Als ich vor einigen Tagen auf dem Bahnsteig stand und auf den Zug wartete, näherten sich mir zwei Frauen, etwa Mitte 30, die heftig miteinander diskutierten.
„Diesen esoterischen Spruch ‚Alles hat einen Sinn‘ kann ich nicht mehr hören! Verschon mich damit!“, sagte die eine ziemlich aufgebracht. Die andere wollte etwas erwidern, kam jedoch nicht zu Wort, weil die erste gleich weiterfuhr: „Würdest du das auch einer Mutter sagen, deren Kind gerade gestorben ist?“
Schon waren die beiden an mir vorbei und ausser Hörweite. Doch es machte mich nachdenklich. Wie oft hatte ich doch diesen oder einen ähnlichen Spruch schon gesagt! Eine so heftige Reaktion war mir jedoch nie entgegengebracht worden. Und es ist nun einmal das, woran ich glaube und was ich in meinem Leben schon unzählige Male erfahren habe. Natürlich sage ich es nicht zu jedem und in jeder Situation; ich vertraue darauf, dass meine Innere Stimme mir schon die richtigen Worte auf die Zunge legt, wenn es darum geht, jemanden zu trösten und ihm Mut zu machen.

Aufgaben:
a: Wie alt waren die zwei Frauen im Text über die Begegnung auf dem Bahnsteig ungefähr?
b: Setze den Text über die Begegnung auf dem Bahnsteig nach seinem letzten Satz fort.

Gespeicherte Einträge:
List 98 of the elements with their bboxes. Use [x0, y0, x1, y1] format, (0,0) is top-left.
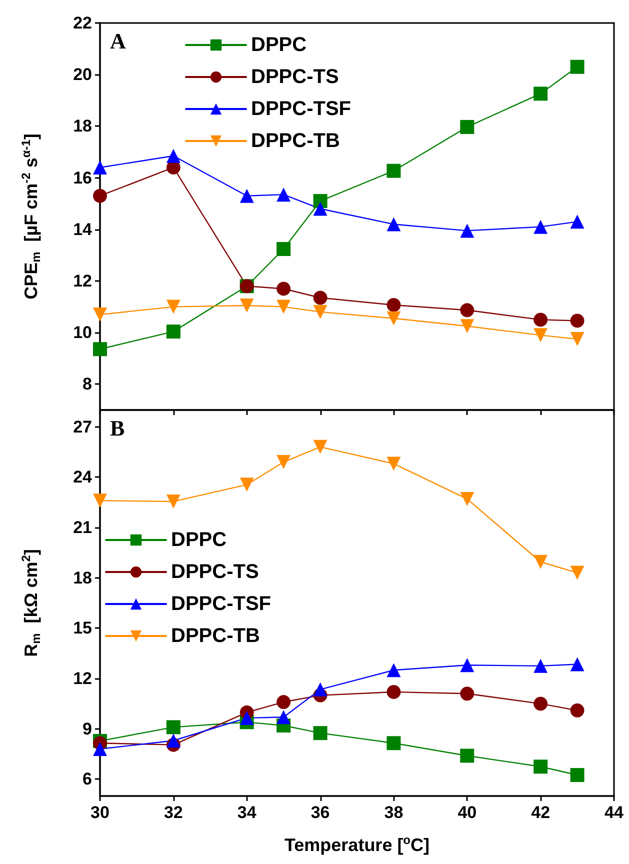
- point: [386, 456, 401, 471]
- point: [386, 217, 401, 232]
- y-tick-label: 12: [73, 272, 92, 290]
- point: [166, 324, 180, 339]
- point: [460, 686, 474, 701]
- point: [534, 760, 548, 774]
- legend-label: DPPC-TB: [251, 130, 340, 152]
- point: [240, 188, 254, 203]
- legend-label: DPPC: [171, 529, 227, 551]
- point: [386, 298, 401, 312]
- y-tick-label: 24: [73, 468, 93, 487]
- y-tick-label: 14: [73, 220, 93, 239]
- point: [386, 663, 401, 678]
- y-tick-label: 10: [73, 323, 92, 342]
- y-axis-title: Rm [kΩ cm2]: [19, 549, 43, 657]
- point: [570, 314, 584, 328]
- point: [276, 242, 291, 256]
- point: [570, 60, 584, 74]
- point: [534, 86, 548, 101]
- point: [534, 554, 548, 569]
- point: [386, 684, 401, 699]
- y-tick-label: 12: [73, 669, 92, 688]
- point: [93, 160, 107, 174]
- y-tick-label: 21: [73, 518, 92, 537]
- x-tick-label: 40: [458, 803, 477, 822]
- y-tick-label: 27: [73, 417, 92, 436]
- point: [276, 695, 291, 710]
- point: [276, 188, 291, 202]
- x-tick-label: 32: [164, 803, 183, 822]
- point: [534, 220, 548, 234]
- legend-label: DPPC-TB: [171, 625, 260, 647]
- point: [460, 224, 474, 238]
- point: [276, 300, 291, 314]
- point: [570, 657, 584, 672]
- legend-label: DPPC-TS: [251, 66, 339, 88]
- point: [166, 148, 180, 163]
- annotation: B: [110, 416, 125, 440]
- point: [166, 720, 180, 734]
- point: [240, 710, 254, 725]
- y-tick-label: 8: [82, 374, 92, 394]
- y-tick-label: 18: [73, 568, 92, 588]
- point: [570, 566, 584, 580]
- point: [93, 494, 107, 508]
- point: [313, 194, 328, 208]
- point: [240, 298, 254, 313]
- point: [240, 478, 254, 492]
- point: [386, 164, 401, 178]
- point: [386, 736, 401, 750]
- legend-label: DPPC-TSF: [171, 593, 271, 615]
- point: [313, 726, 328, 740]
- y-tick-label: 16: [73, 168, 92, 188]
- point: [460, 120, 474, 134]
- y-tick-label: 18: [73, 116, 92, 136]
- point: [93, 342, 107, 356]
- point: [534, 328, 548, 342]
- x-tick-label: 36: [310, 803, 330, 822]
- y-axis-title: CPEm [µF cm-2 sα-1]: [19, 134, 43, 300]
- y-tick-label: 6: [82, 770, 92, 789]
- point: [460, 492, 474, 506]
- y-tick-label: 9: [82, 719, 92, 738]
- x-tick-label: 30: [90, 803, 110, 822]
- point: [276, 282, 291, 296]
- point: [166, 300, 180, 314]
- annotation: A: [110, 28, 126, 54]
- point: [166, 494, 180, 508]
- point: [570, 332, 584, 346]
- point: [570, 768, 584, 782]
- x-tick-label: 34: [237, 803, 257, 822]
- point: [460, 303, 474, 318]
- point: [313, 304, 328, 319]
- point: [313, 440, 328, 454]
- point: [276, 455, 291, 470]
- point: [460, 319, 474, 334]
- point: [570, 214, 584, 229]
- y-tick-label: 22: [73, 14, 92, 32]
- point: [166, 734, 180, 748]
- point: [93, 188, 107, 203]
- point: [534, 312, 548, 327]
- point: [570, 703, 584, 718]
- x-tick-label: 44: [604, 803, 624, 822]
- x-tick-label: 38: [384, 803, 404, 822]
- y-tick-label: 20: [73, 65, 92, 84]
- point: [386, 311, 401, 326]
- point: [93, 308, 107, 322]
- point: [276, 710, 291, 724]
- legend-label: DPPC-TS: [171, 561, 259, 583]
- x-tick-label: 42: [531, 803, 550, 822]
- point: [313, 290, 328, 305]
- point: [93, 742, 107, 756]
- y-tick-label: 15: [73, 618, 92, 638]
- legend-label: DPPC: [251, 34, 307, 56]
- point: [534, 696, 548, 711]
- point: [534, 658, 548, 673]
- point: [460, 748, 474, 763]
- point: [313, 682, 328, 696]
- point: [460, 658, 474, 672]
- point: [313, 202, 328, 216]
- legend-label: DPPC-TSF: [251, 98, 351, 120]
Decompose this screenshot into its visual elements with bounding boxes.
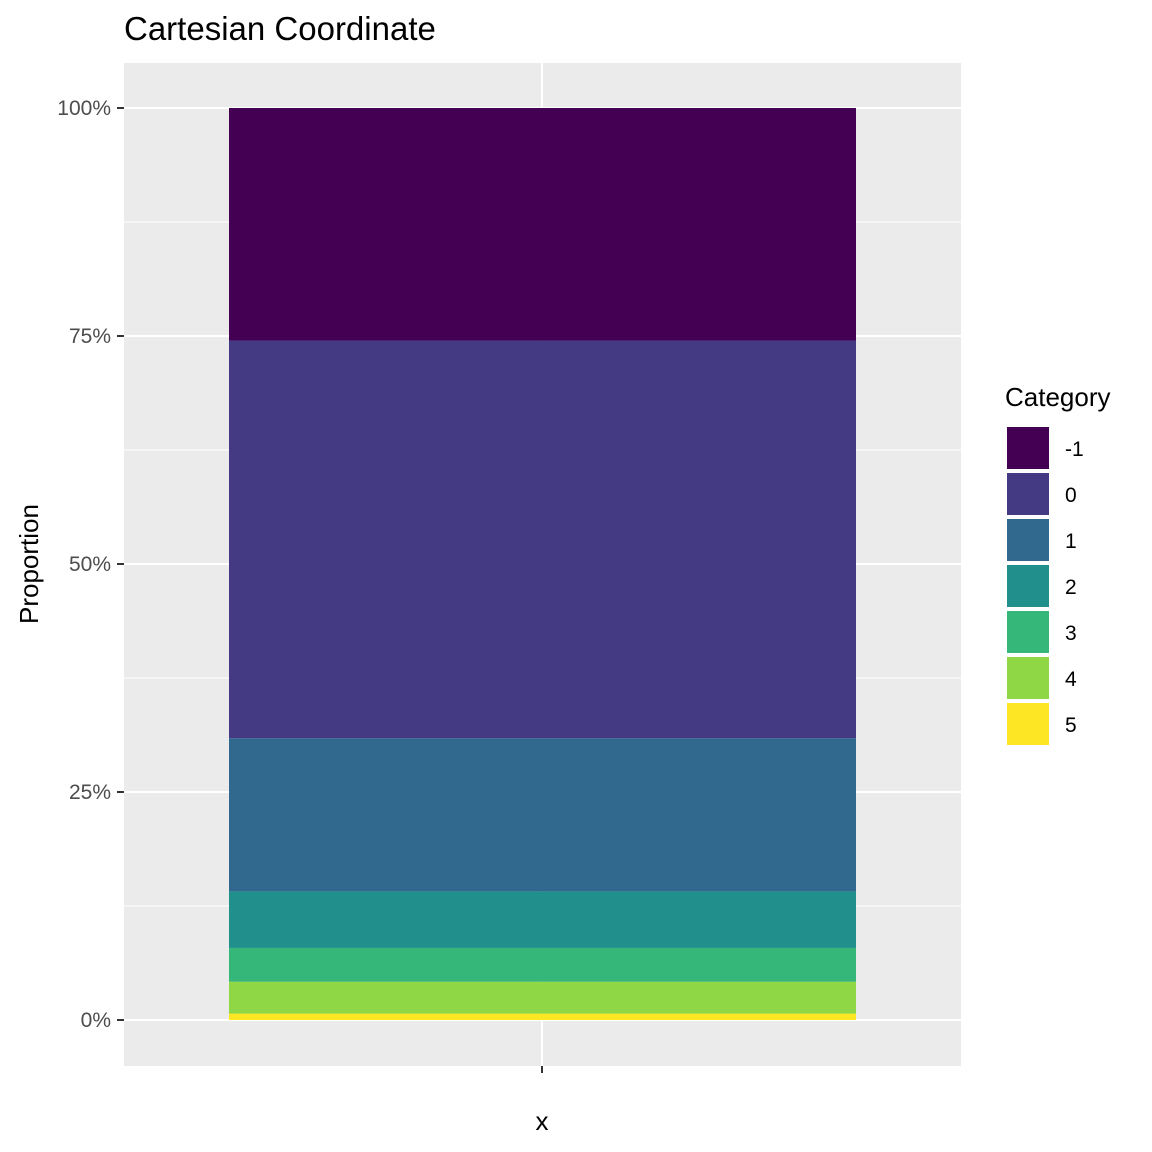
y-tick-label: 50%: [69, 553, 111, 576]
bar-segment-1: [229, 738, 856, 892]
legend-label: 0: [1065, 484, 1077, 507]
legend-key: [1005, 471, 1051, 517]
legend-title: Category: [1005, 382, 1111, 412]
legend-label: 2: [1065, 576, 1077, 599]
legend-key: [1005, 609, 1051, 655]
legend-key: [1005, 517, 1051, 563]
y-tick-label: 0%: [81, 1009, 111, 1032]
x-axis-title: x: [536, 1106, 549, 1136]
y-tick-label: 75%: [69, 325, 111, 348]
legend-label: -1: [1065, 438, 1084, 461]
legend-key: [1005, 563, 1051, 609]
legend-key: [1005, 655, 1051, 701]
legend-label: 4: [1065, 668, 1077, 691]
chart-title: Cartesian Coordinate: [124, 10, 436, 47]
bar-segment-5: [229, 1013, 856, 1020]
legend-label: 5: [1065, 714, 1077, 737]
legend-key: [1005, 701, 1051, 747]
bar-segment--1: [229, 108, 856, 341]
y-axis-title: Proportion: [14, 504, 44, 624]
legend-label: 3: [1065, 622, 1077, 645]
y-tick-label: 100%: [57, 97, 111, 120]
legend: Category -1 0 1 2 3 4 5: [1005, 382, 1111, 747]
y-tick-label: 25%: [69, 781, 111, 804]
stacked-bar: [229, 108, 856, 1020]
y-axis: 0% 25% 50% 75% 100%: [57, 97, 124, 1032]
bar-segment-3: [229, 947, 856, 982]
bar-segment-2: [229, 891, 856, 948]
bar-segment-0: [229, 340, 856, 739]
legend-label: 1: [1065, 530, 1077, 553]
bar-segment-4: [229, 981, 856, 1014]
legend-key: [1005, 425, 1051, 471]
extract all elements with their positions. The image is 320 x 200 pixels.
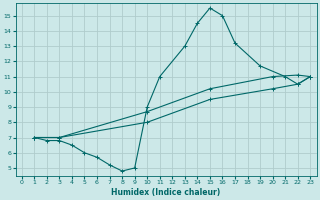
X-axis label: Humidex (Indice chaleur): Humidex (Indice chaleur) bbox=[111, 188, 221, 197]
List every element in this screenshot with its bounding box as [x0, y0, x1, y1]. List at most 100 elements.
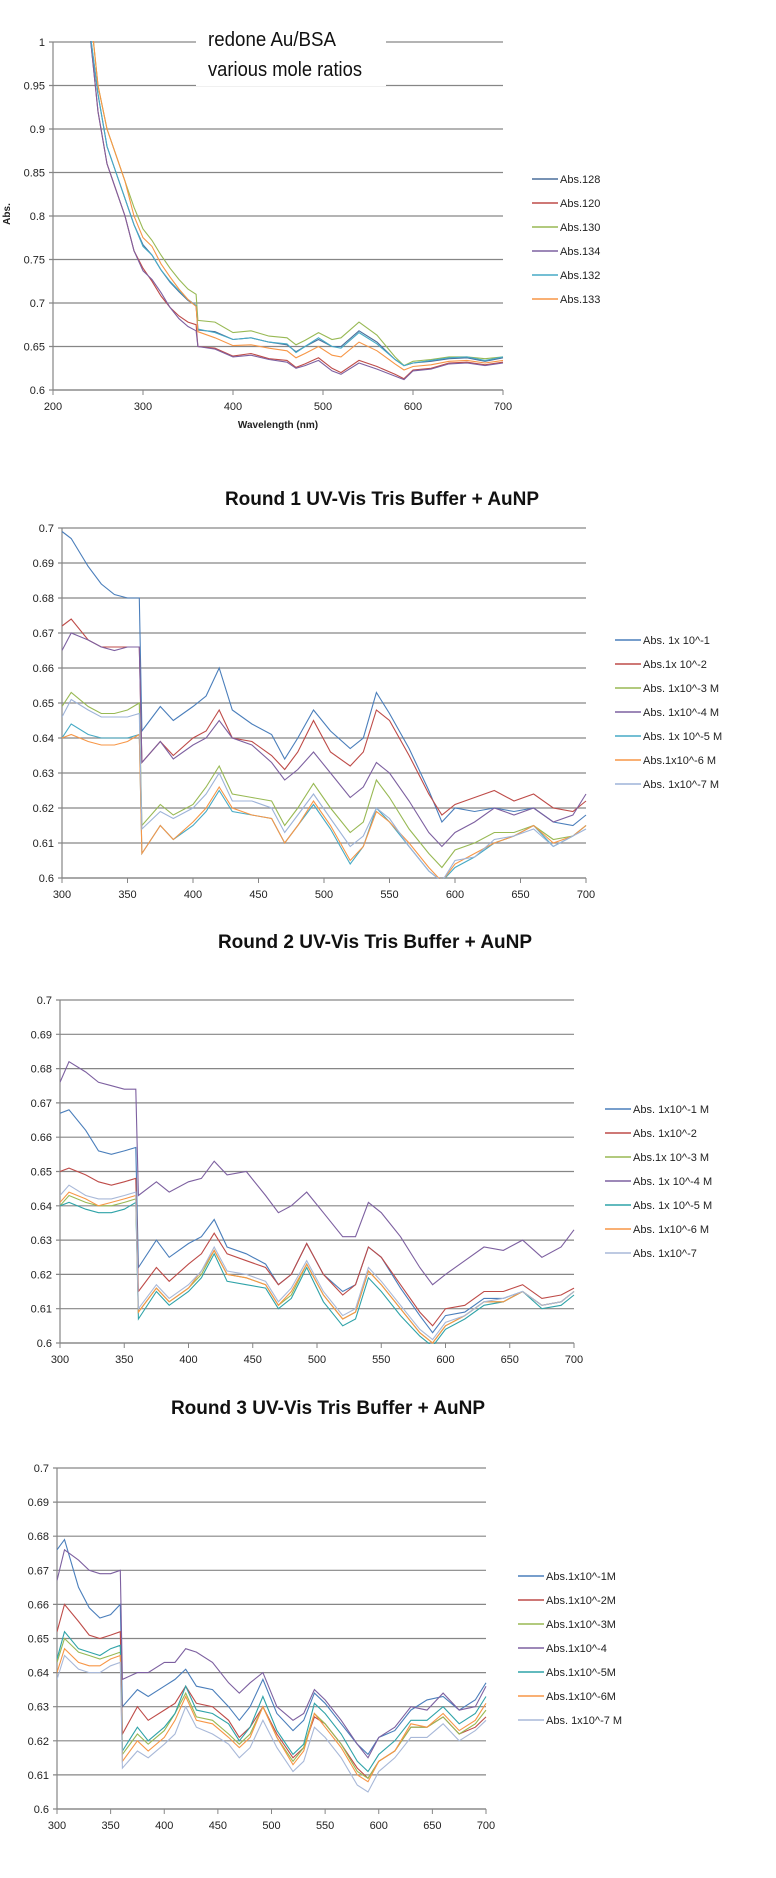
x-tick-label: 600	[370, 1820, 388, 1832]
chart-2: 0.6 0.61 0.62 0.63 0.64 0.65 0.66 0.67 0.68 0.69 0…	[33, 489, 723, 901]
legend-label: Abs. 1x10^-1 M	[633, 1104, 709, 1116]
x-tick-label: 400	[224, 401, 242, 413]
series-line-4	[57, 1548, 487, 1759]
x-tick-label: 500	[315, 889, 333, 901]
series-line-3	[62, 691, 587, 869]
legend-label: Abs.1x10^-6 M	[643, 755, 716, 767]
y-tick-label: 0.66	[31, 1132, 52, 1144]
legend-label: Abs.1x10^-1M	[546, 1571, 616, 1583]
chart-4: 0.6 0.61 0.62 0.63 0.64 0.65 0.66 0.67 0.68 0.69 0…	[28, 1398, 623, 1832]
y-tick-label: 0.6	[34, 1804, 49, 1816]
x-tick-label: 650	[501, 1354, 519, 1366]
legend-label: Abs.1x10^-3M	[546, 1619, 616, 1631]
y-tick-label: 0.62	[33, 803, 54, 815]
chart-1: 0.6 0.65 0.7 0.75 0.8 0.85 0.9 0.95 1 200 300 400 50…	[2, 22, 600, 431]
annotation-text: various mole ratios	[208, 59, 362, 81]
x-tick-label: 700	[477, 1820, 495, 1832]
x-tick-label: 600	[446, 889, 464, 901]
y-tick-label: 1	[39, 37, 45, 49]
y-tick-label: 0.63	[33, 768, 54, 780]
y-tick-label: 0.63	[28, 1702, 49, 1714]
y-tick-label: 0.75	[24, 255, 45, 267]
legend-label: Abs. 1x10^-7 M	[546, 1715, 622, 1727]
series-line-1	[57, 1538, 487, 1756]
x-tick-label: 300	[48, 1820, 66, 1832]
x-tick-label: 450	[244, 1354, 262, 1366]
y-tick-label: 0.67	[31, 1098, 52, 1110]
x-tick-label: 550	[372, 1354, 390, 1366]
y-tick-label: 0.6	[39, 873, 54, 885]
x-tick-label: 400	[155, 1820, 173, 1832]
legend-label: Abs. 1x10^-7	[633, 1248, 697, 1260]
y-tick-label: 0.61	[33, 838, 54, 850]
x-tick-label: 450	[249, 889, 267, 901]
y-tick-label: 0.68	[31, 1064, 52, 1076]
x-tick-label: 700	[577, 889, 595, 901]
legend-label: Abs. 1x 10^-5 M	[643, 731, 722, 743]
x-tick-label: 400	[184, 889, 202, 901]
y-tick-label: 0.62	[28, 1736, 49, 1748]
chart-title: Round 1 UV-Vis Tris Buffer + AuNP	[225, 489, 539, 510]
x-tick-label: 700	[565, 1354, 583, 1366]
series-line-7	[60, 1184, 575, 1341]
y-tick-label: 0.7	[30, 298, 45, 310]
x-tick-label: 350	[115, 1354, 133, 1366]
series-line-6	[62, 733, 587, 879]
legend-label: Abs. 1x10^-3 M	[643, 683, 719, 695]
y-tick-label: 0.69	[33, 558, 54, 570]
y-tick-label: 0.62	[31, 1269, 52, 1281]
series-line-4	[60, 1060, 575, 1286]
x-tick-label: 700	[494, 401, 512, 413]
legend-label: Abs.130	[560, 222, 600, 234]
legend-label: Abs.1x 10^-3 M	[633, 1152, 709, 1164]
y-tick-label: 0.69	[28, 1497, 49, 1509]
y-tick-label: 0.68	[28, 1531, 49, 1543]
y-tick-label: 0.63	[31, 1235, 52, 1247]
y-axis-label: Abs.	[2, 203, 13, 225]
legend-label: Abs. 1x 10^-1	[643, 635, 710, 647]
series-line-6	[57, 1647, 487, 1783]
legend-label: Abs. 1x10^-6 M	[633, 1224, 709, 1236]
x-axis-label: Wavelength (nm)	[238, 420, 318, 431]
y-tick-label: 0.61	[28, 1770, 49, 1782]
x-tick-label: 300	[51, 1354, 69, 1366]
y-tick-label: 0.65	[24, 342, 45, 354]
y-tick-label: 0.64	[31, 1201, 52, 1213]
x-tick-label: 650	[511, 889, 529, 901]
chart-3: 0.6 0.61 0.62 0.63 0.64 0.65 0.66 0.67 0.68 0.69 0…	[31, 932, 713, 1366]
legend-label: Abs.1x10^-4	[546, 1643, 607, 1655]
legend-label: Abs. 1x 10^-5 M	[633, 1200, 712, 1212]
y-tick-label: 0.65	[31, 1167, 52, 1179]
x-tick-label: 600	[404, 401, 422, 413]
chart-title: Round 3 UV-Vis Tris Buffer + AuNP	[171, 1398, 485, 1419]
y-tick-label: 0.7	[39, 523, 54, 535]
series-line-6	[92, 41, 504, 371]
legend-label: Abs.1x10^-5M	[546, 1667, 616, 1679]
x-tick-label: 600	[436, 1354, 454, 1366]
y-tick-label: 0.67	[33, 628, 54, 640]
series-line-5	[60, 1201, 575, 1344]
y-tick-label: 0.65	[28, 1634, 49, 1646]
annotation-box	[196, 22, 386, 86]
series-line-7	[57, 1654, 487, 1793]
y-tick-label: 0.95	[24, 81, 45, 93]
legend-label: Abs.133	[560, 294, 600, 306]
legend-label: Abs.132	[560, 270, 600, 282]
x-tick-label: 400	[179, 1354, 197, 1366]
x-tick-label: 550	[380, 889, 398, 901]
legend-label: Abs.134	[560, 246, 600, 258]
y-tick-label: 0.67	[28, 1565, 49, 1577]
y-tick-label: 0.6	[37, 1338, 52, 1350]
x-tick-label: 500	[262, 1820, 280, 1832]
y-tick-label: 0.68	[33, 593, 54, 605]
legend-label: Abs. 1x10^-7 M	[643, 779, 719, 791]
legend-label: Abs.128	[560, 174, 600, 186]
annotation-text: redone Au/BSA	[208, 29, 337, 51]
series-line-4	[62, 632, 587, 848]
y-tick-label: 0.7	[34, 1463, 49, 1475]
y-tick-label: 0.64	[28, 1668, 49, 1680]
x-tick-label: 350	[118, 889, 136, 901]
series-line-5	[90, 41, 504, 367]
legend-label: Abs.1x 10^-2	[643, 659, 707, 671]
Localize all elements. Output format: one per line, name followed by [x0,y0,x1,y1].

Lösungen:
a: Etwa Mitte 30.

b:
Mir wurde dieser Satz zum ersten Mal von einer weisen Frau gesagt, als mein Partner gestorben war. Und mir hat er damals gutgetan! Er hat mir zwar den Verlustschmerz nicht nehmen können, aber er hat ein kleines Licht der Zuversicht angezündet, dass alles gut wird. Später habe ich dann tatsächlich auch verstanden – also den Sinn erkannt –, warum ich meinen Partner durch den Tod verlieren musste.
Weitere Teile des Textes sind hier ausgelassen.